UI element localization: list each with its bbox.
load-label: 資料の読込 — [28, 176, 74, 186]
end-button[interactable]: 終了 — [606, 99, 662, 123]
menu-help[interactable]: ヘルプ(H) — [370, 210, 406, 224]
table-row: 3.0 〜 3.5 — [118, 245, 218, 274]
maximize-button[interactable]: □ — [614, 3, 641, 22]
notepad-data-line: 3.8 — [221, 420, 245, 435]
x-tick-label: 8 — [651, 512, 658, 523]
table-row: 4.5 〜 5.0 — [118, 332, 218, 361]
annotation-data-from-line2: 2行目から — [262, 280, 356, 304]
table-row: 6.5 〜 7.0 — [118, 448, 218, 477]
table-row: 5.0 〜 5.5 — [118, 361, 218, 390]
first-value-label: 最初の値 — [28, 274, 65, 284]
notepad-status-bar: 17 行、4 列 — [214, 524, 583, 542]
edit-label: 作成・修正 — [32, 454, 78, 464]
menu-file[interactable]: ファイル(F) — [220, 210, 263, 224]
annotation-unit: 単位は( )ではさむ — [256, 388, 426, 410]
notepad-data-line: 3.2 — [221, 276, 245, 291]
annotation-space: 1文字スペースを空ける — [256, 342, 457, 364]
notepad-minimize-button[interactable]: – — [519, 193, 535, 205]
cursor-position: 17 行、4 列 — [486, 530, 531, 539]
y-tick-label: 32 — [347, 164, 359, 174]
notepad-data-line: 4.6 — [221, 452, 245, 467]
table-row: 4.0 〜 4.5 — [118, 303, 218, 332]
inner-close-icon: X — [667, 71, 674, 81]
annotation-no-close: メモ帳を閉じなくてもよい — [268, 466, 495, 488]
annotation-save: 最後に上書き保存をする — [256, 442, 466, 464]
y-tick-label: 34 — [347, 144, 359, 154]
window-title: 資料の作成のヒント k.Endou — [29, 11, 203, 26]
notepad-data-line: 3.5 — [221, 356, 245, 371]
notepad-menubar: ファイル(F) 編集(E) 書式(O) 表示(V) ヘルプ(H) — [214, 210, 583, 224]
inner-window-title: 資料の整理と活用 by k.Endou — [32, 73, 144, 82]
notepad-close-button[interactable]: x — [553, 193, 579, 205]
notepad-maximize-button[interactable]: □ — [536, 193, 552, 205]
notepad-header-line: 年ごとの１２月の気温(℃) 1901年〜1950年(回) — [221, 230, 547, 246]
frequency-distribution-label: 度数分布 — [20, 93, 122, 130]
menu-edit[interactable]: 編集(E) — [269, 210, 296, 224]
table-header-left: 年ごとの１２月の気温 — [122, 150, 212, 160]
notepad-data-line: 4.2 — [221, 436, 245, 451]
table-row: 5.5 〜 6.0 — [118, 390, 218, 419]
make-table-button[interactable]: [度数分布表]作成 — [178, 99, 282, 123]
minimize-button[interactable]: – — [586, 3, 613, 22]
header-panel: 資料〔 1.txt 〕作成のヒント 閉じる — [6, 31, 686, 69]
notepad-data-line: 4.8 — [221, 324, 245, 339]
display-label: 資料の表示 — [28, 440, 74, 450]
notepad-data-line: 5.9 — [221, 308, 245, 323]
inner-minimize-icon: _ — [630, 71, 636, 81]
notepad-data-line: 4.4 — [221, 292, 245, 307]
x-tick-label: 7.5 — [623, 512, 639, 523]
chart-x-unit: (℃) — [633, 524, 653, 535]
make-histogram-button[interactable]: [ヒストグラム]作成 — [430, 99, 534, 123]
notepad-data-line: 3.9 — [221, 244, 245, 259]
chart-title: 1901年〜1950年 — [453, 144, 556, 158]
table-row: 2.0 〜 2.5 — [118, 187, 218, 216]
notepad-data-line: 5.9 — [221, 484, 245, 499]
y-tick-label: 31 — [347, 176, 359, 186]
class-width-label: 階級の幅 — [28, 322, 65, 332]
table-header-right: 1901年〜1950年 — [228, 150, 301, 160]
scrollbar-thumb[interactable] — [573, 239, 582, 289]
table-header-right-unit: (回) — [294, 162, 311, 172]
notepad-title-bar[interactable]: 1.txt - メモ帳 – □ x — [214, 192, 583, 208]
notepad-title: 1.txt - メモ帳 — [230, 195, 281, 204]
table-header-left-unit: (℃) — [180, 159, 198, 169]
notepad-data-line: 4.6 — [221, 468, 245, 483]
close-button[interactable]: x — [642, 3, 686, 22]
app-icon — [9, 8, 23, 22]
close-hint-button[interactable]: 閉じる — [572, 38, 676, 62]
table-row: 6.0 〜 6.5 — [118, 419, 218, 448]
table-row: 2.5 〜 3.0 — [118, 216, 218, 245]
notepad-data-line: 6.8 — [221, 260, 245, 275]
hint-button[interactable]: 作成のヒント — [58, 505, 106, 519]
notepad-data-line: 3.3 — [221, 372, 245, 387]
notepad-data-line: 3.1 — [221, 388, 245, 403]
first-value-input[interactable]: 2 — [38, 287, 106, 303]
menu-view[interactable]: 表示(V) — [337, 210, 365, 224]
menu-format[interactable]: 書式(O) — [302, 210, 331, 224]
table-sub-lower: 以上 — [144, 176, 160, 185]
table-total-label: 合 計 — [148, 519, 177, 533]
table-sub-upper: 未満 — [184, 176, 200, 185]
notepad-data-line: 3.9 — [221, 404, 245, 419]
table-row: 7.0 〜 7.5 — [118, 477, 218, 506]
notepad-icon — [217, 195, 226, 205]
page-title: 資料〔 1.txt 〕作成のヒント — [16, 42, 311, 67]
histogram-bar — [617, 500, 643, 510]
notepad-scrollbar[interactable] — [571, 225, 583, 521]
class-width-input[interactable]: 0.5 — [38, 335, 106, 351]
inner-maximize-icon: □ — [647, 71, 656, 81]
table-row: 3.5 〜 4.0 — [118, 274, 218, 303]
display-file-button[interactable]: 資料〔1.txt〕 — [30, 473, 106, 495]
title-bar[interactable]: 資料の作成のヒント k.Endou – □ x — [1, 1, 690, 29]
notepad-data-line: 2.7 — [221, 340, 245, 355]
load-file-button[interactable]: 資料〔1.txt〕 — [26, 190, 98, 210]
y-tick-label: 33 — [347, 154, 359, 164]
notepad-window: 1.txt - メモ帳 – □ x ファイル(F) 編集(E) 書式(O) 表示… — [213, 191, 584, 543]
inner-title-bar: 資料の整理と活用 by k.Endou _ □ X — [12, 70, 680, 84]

YOUR INSTRUCTIONS
Rewrite all of the rows above as a numbered list, leaving out any blank lines.

ANSWER TO THIS EXERCISE
1. UI element localization: list each with its bbox.
2. load-label: 資料の読込 — [28, 176, 74, 186]
3. end-button[interactable]: 終了 — [606, 99, 662, 123]
4. menu-help[interactable]: ヘルプ(H) — [370, 210, 406, 224]
5. table-row: 3.0 〜 3.5 — [118, 245, 218, 274]
6. maximize-button[interactable]: □ — [614, 3, 641, 22]
7. notepad-data-line: 3.8 — [221, 420, 245, 435]
8. x-tick-label: 8 — [651, 512, 658, 523]
9. table-row: 4.5 〜 5.0 — [118, 332, 218, 361]
10. annotation-data-from-line2: 2行目から — [262, 280, 356, 304]
11. table-row: 6.5 〜 7.0 — [118, 448, 218, 477]
12. table-row: 5.0 〜 5.5 — [118, 361, 218, 390]
13. first-value-label: 最初の値 — [28, 274, 65, 284]
14. notepad-status-bar: 17 行、4 列 — [214, 524, 583, 542]
15. edit-label: 作成・修正 — [32, 454, 78, 464]
16. menu-file[interactable]: ファイル(F) — [220, 210, 263, 224]
17. annotation-unit: 単位は( )ではさむ — [256, 388, 426, 410]
18. notepad-data-line: 3.2 — [221, 276, 245, 291]
19. annotation-space: 1文字スペースを空ける — [256, 342, 457, 364]
20. notepad-minimize-button[interactable]: – — [519, 193, 535, 205]
21. cursor-position: 17 行、4 列 — [486, 530, 531, 539]
22. y-tick-label: 32 — [347, 164, 359, 174]
23. notepad-data-line: 4.6 — [221, 452, 245, 467]
24. table-row: 4.0 〜 4.5 — [118, 303, 218, 332]
25. inner-close-icon: X — [667, 71, 674, 81]
26. annotation-no-close: メモ帳を閉じなくてもよい — [268, 466, 495, 488]
27. annotation-save: 最後に上書き保存をする — [256, 442, 466, 464]
28. y-tick-label: 34 — [347, 144, 359, 154]
29. window-title: 資料の作成のヒント k.Endou — [29, 11, 203, 26]
30. notepad-data-line: 3.5 — [221, 356, 245, 371]
31. notepad-menubar: ファイル(F) 編集(E) 書式(O) 表示(V) ヘルプ(H) — [214, 210, 583, 224]
32. inner-window-title: 資料の整理と活用 by k.Endou — [32, 73, 144, 82]
33. notepad-close-button[interactable]: x — [553, 193, 579, 205]
34. notepad-maximize-button[interactable]: □ — [536, 193, 552, 205]
35. notepad-header-line: 年ごとの１２月の気温(℃) 1901年〜1950年(回) — [221, 230, 547, 246]
36. frequency-distribution-label: 度数分布 — [20, 93, 122, 130]
37. menu-edit[interactable]: 編集(E) — [269, 210, 296, 224]
38. table-header-left: 年ごとの１２月の気温 — [122, 150, 212, 160]
39. notepad-data-line: 4.2 — [221, 436, 245, 451]
40. table-row: 5.5 〜 6.0 — [118, 390, 218, 419]
41. make-table-button[interactable]: [度数分布表]作成 — [178, 99, 282, 123]
42. minimize-button[interactable]: – — [586, 3, 613, 22]
43. header-panel: 資料〔 1.txt 〕作成のヒント 閉じる — [6, 31, 686, 69]
44. notepad-data-line: 4.8 — [221, 324, 245, 339]
45. display-label: 資料の表示 — [28, 440, 74, 450]
46. notepad-data-line: 5.9 — [221, 308, 245, 323]
47. inner-minimize-icon: _ — [630, 71, 636, 81]
48. notepad-data-line: 4.4 — [221, 292, 245, 307]
49. x-tick-label: 7.5 — [623, 512, 639, 523]
50. chart-x-unit: (℃) — [633, 524, 653, 535]
51. make-histogram-button[interactable]: [ヒストグラム]作成 — [430, 99, 534, 123]
52. notepad-data-line: 3.9 — [221, 244, 245, 259]
53. chart-title: 1901年〜1950年 — [453, 144, 556, 158]
54. table-row: 2.0 〜 2.5 — [118, 187, 218, 216]
55. notepad-data-line: 5.9 — [221, 484, 245, 499]
56. y-tick-label: 31 — [347, 176, 359, 186]
57. class-width-label: 階級の幅 — [28, 322, 65, 332]
58. table-header-right: 1901年〜1950年 — [228, 150, 301, 160]
59. scrollbar-thumb[interactable] — [573, 239, 582, 289]
60. table-header-right-unit: (回) — [294, 162, 311, 172]
61. notepad-title-bar[interactable]: 1.txt - メモ帳 – □ x — [214, 192, 583, 208]
62. notepad-title: 1.txt - メモ帳 — [230, 195, 281, 204]
63. table-header-left-unit: (℃) — [180, 159, 198, 169]
64. notepad-data-line: 4.6 — [221, 468, 245, 483]
65. close-button[interactable]: x — [642, 3, 686, 22]
66. app-icon — [9, 8, 23, 22]
67. close-hint-button[interactable]: 閉じる — [572, 38, 676, 62]
68. table-row: 6.0 〜 6.5 — [118, 419, 218, 448]
69. table-row: 2.5 〜 3.0 — [118, 216, 218, 245]
70. notepad-data-line: 6.8 — [221, 260, 245, 275]
71. hint-button[interactable]: 作成のヒント — [58, 505, 106, 519]
72. notepad-data-line: 3.3 — [221, 372, 245, 387]
73. notepad-data-line: 3.1 — [221, 388, 245, 403]
74. first-value-input[interactable]: 2 — [38, 287, 106, 303]
75. menu-view[interactable]: 表示(V) — [337, 210, 365, 224]
76. menu-format[interactable]: 書式(O) — [302, 210, 331, 224]
77. table-sub-lower: 以上 — [144, 176, 160, 185]
78. table-total-label: 合 計 — [148, 519, 177, 533]
79. table-sub-upper: 未満 — [184, 176, 200, 185]
80. notepad-data-line: 3.9 — [221, 404, 245, 419]
81. table-row: 7.0 〜 7.5 — [118, 477, 218, 506]
82. notepad-icon — [217, 195, 226, 205]
83. page-title: 資料〔 1.txt 〕作成のヒント — [16, 42, 311, 67]
84. histogram-bar — [617, 500, 643, 510]
85. notepad-scrollbar[interactable] — [571, 225, 583, 521]
86. class-width-input[interactable]: 0.5 — [38, 335, 106, 351]
87. inner-maximize-icon: □ — [647, 71, 656, 81]
88. table-row: 3.5 〜 4.0 — [118, 274, 218, 303]
89. display-file-button[interactable]: 資料〔1.txt〕 — [30, 473, 106, 495]
90. title-bar[interactable]: 資料の作成のヒント k.Endou – □ x — [1, 1, 690, 29]
91. notepad-data-line: 2.7 — [221, 340, 245, 355]
92. load-file-button[interactable]: 資料〔1.txt〕 — [26, 190, 98, 210]
93. y-tick-label: 33 — [347, 154, 359, 164]
94. notepad-window: 1.txt - メモ帳 – □ x ファイル(F) 編集(E) 書式(O) 表示… — [213, 191, 584, 543]
95. inner-title-bar: 資料の整理と活用 by k.Endou _ □ X — [12, 70, 680, 84]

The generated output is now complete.